Extracted data entries
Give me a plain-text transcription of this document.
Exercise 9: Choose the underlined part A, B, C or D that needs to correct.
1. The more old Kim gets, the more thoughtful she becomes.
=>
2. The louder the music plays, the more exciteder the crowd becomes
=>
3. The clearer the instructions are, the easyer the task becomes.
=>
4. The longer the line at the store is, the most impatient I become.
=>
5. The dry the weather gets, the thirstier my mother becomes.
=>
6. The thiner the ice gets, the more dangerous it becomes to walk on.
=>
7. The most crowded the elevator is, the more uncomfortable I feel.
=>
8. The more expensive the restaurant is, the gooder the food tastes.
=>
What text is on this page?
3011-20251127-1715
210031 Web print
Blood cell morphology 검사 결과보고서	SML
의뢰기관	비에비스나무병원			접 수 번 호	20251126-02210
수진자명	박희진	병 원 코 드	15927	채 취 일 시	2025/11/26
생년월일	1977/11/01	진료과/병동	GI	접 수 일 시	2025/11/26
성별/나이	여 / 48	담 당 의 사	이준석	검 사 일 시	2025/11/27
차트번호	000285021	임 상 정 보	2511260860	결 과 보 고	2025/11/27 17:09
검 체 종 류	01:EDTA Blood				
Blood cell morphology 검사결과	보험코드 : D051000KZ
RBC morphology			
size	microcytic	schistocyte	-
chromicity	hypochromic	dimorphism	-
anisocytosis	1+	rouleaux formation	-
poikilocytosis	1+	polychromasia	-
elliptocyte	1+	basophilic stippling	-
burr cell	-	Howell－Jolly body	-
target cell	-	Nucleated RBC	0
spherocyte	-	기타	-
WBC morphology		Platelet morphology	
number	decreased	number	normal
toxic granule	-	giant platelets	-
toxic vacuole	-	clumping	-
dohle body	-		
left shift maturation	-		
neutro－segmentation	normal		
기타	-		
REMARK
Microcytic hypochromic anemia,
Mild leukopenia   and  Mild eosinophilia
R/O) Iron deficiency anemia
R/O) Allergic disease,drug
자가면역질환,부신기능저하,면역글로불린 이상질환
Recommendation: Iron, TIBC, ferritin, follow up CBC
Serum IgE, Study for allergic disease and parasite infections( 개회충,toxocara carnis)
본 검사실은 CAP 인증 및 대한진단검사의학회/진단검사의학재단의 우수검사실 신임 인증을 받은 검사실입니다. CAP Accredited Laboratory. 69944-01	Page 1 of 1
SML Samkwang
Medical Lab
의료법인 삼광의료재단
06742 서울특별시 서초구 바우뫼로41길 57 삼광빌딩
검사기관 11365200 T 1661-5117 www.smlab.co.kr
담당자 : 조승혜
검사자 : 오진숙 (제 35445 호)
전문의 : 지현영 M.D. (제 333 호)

▸ What is needed
How many lines of the listing above include the word "disease"? Reply with the number alone.

▸ Finished exercise
2